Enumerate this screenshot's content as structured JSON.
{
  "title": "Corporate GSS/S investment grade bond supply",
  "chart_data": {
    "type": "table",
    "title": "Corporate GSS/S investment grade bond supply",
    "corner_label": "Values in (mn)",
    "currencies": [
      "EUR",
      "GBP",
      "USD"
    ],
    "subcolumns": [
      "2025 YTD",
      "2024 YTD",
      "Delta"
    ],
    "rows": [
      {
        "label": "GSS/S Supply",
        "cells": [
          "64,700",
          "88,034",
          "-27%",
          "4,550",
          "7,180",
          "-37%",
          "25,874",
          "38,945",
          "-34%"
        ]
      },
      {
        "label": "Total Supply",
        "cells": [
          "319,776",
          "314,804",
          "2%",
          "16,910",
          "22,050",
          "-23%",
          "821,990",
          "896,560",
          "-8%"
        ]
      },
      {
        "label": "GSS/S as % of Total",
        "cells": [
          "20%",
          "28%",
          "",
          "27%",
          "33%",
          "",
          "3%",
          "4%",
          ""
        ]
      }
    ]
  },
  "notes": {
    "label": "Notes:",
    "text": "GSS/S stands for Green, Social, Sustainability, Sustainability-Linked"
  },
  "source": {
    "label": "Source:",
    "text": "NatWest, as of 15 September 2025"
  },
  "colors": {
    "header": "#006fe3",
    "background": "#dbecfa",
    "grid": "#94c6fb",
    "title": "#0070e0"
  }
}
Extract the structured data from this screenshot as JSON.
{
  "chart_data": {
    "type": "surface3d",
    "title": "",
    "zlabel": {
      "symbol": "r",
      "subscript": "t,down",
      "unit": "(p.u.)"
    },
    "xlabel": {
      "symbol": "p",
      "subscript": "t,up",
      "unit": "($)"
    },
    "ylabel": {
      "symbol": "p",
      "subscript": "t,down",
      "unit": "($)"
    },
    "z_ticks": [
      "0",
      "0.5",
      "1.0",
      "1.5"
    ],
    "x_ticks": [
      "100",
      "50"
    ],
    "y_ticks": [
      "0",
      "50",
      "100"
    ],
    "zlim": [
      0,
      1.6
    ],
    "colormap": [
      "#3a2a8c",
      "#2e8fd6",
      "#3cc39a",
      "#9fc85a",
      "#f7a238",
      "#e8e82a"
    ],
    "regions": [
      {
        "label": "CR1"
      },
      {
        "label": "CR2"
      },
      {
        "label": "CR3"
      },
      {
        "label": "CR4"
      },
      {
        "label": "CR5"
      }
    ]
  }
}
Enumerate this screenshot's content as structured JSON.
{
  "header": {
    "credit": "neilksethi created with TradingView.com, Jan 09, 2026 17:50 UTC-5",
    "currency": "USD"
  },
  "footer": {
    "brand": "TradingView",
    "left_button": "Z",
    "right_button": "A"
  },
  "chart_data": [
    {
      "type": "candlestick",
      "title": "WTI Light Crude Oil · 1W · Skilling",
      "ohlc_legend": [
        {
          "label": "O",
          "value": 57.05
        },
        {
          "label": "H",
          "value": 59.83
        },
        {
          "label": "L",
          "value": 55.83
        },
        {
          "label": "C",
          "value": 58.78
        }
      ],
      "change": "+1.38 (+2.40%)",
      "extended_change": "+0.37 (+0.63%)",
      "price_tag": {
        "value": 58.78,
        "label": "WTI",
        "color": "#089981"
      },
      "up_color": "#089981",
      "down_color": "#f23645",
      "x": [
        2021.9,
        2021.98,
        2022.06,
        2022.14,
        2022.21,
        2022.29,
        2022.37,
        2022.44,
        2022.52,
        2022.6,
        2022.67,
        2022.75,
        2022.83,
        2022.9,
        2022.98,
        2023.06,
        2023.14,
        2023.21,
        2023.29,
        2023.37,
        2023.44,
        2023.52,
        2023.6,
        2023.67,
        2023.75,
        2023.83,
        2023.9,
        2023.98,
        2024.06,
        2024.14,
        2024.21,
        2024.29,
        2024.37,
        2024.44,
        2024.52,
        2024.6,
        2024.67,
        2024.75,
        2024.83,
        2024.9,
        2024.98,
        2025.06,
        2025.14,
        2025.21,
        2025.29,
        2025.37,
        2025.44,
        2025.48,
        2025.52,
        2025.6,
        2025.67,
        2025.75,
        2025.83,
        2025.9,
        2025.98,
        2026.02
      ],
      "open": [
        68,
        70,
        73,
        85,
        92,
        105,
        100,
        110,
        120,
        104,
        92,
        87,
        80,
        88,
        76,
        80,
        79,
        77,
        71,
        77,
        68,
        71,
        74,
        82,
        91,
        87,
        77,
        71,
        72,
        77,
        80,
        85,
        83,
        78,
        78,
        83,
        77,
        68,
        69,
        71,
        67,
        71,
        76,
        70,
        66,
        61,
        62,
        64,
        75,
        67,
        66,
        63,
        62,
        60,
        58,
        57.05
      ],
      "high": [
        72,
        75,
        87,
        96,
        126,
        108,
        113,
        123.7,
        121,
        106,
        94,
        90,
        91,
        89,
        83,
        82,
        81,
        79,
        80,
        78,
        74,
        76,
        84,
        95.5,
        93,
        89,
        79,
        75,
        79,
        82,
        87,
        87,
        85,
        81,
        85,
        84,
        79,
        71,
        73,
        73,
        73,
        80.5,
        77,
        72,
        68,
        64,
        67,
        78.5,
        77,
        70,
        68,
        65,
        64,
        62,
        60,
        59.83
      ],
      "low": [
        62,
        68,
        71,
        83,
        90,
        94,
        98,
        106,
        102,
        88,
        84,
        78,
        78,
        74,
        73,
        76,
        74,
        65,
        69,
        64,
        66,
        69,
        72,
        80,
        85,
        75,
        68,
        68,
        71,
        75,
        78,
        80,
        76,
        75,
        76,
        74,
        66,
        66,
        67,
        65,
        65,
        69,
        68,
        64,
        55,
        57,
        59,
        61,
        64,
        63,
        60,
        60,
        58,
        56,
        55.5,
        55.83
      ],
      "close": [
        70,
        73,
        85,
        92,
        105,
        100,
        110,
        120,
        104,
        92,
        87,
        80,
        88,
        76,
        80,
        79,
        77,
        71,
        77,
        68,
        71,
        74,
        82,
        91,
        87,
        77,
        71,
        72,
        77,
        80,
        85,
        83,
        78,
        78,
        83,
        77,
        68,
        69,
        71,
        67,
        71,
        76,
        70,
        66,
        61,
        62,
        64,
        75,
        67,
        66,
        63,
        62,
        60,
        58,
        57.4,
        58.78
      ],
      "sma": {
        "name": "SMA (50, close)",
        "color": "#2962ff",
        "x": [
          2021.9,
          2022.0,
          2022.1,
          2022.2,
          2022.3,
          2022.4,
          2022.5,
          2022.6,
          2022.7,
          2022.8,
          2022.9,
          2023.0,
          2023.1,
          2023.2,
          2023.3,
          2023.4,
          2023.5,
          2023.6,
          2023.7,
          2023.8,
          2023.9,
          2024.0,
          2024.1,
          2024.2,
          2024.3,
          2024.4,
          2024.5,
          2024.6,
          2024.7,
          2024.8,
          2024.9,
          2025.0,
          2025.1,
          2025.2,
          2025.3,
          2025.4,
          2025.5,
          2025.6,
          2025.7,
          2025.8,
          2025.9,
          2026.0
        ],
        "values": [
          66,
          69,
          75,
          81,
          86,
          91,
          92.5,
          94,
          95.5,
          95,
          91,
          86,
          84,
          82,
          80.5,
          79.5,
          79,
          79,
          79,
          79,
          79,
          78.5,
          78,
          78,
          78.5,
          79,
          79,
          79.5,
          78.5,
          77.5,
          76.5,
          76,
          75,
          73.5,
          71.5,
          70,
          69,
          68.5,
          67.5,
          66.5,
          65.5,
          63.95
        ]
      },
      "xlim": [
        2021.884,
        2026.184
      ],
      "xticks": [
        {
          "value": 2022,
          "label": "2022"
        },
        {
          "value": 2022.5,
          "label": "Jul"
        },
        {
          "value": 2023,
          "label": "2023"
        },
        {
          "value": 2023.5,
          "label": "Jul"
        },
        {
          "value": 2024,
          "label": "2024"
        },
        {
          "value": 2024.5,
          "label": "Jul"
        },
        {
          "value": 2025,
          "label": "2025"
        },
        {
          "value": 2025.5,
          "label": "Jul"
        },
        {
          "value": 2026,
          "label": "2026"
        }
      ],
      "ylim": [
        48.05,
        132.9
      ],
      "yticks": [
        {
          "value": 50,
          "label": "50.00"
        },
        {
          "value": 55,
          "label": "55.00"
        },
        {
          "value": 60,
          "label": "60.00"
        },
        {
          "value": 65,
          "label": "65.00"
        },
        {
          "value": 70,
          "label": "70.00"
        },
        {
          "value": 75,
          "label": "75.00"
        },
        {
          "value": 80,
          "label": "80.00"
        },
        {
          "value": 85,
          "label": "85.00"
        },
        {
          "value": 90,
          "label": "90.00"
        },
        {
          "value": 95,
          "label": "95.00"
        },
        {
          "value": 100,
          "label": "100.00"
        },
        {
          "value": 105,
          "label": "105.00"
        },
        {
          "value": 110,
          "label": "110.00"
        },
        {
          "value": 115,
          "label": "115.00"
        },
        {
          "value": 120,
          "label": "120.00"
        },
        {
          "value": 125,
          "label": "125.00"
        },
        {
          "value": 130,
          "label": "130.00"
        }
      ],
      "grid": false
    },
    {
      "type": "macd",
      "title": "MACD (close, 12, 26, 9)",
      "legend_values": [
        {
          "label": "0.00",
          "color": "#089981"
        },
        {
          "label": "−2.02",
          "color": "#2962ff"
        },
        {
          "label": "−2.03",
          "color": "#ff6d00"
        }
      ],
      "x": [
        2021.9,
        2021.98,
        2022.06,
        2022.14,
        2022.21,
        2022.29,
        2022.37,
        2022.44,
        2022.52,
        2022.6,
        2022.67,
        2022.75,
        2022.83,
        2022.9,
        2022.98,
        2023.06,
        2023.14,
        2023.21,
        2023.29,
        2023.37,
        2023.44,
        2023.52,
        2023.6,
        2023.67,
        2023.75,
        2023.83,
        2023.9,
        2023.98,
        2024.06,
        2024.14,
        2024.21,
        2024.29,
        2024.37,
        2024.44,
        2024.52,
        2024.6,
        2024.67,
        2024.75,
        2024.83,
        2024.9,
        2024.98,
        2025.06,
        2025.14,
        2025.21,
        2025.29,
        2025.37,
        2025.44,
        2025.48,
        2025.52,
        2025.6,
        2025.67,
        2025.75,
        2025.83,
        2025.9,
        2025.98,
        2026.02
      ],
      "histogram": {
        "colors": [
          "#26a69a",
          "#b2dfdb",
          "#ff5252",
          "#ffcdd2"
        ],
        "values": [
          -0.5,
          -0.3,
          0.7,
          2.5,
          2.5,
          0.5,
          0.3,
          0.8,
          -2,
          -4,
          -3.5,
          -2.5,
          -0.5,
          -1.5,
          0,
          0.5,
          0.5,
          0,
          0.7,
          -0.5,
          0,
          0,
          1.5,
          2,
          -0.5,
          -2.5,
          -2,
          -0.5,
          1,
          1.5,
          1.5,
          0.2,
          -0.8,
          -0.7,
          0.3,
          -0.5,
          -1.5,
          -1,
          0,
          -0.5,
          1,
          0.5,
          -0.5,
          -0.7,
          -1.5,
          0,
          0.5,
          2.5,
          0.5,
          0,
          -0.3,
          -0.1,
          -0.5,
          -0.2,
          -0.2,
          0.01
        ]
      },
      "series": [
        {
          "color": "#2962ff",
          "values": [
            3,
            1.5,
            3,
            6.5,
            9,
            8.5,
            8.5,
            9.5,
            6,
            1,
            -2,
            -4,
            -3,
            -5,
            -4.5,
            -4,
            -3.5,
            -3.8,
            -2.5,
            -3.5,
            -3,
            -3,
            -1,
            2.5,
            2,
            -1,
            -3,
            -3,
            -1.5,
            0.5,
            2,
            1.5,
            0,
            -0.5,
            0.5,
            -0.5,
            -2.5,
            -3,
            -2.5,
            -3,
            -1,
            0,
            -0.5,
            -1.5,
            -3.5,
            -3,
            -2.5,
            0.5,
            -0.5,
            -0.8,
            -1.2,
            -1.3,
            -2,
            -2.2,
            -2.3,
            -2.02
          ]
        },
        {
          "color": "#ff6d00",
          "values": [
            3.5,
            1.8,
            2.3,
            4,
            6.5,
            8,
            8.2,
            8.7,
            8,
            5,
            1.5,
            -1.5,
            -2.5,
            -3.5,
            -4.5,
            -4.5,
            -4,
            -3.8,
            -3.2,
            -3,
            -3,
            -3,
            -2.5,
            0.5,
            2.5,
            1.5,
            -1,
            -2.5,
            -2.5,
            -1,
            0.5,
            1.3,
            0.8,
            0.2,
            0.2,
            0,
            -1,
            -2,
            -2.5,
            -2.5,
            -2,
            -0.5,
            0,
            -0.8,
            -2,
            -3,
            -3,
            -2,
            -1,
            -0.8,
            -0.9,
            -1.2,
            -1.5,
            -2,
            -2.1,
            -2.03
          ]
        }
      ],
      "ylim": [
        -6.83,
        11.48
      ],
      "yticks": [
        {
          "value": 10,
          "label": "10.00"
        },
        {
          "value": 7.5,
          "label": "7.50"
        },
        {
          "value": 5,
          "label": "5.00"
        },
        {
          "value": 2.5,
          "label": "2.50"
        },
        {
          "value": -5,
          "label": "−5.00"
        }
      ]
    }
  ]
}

Problem requirements: In the entries above, identify every line with the string "close".

Solution to this exercise:
      "close": [
        "name": "SMA (50, close)",
      "title": "MACD (close, 12, 26, 9)",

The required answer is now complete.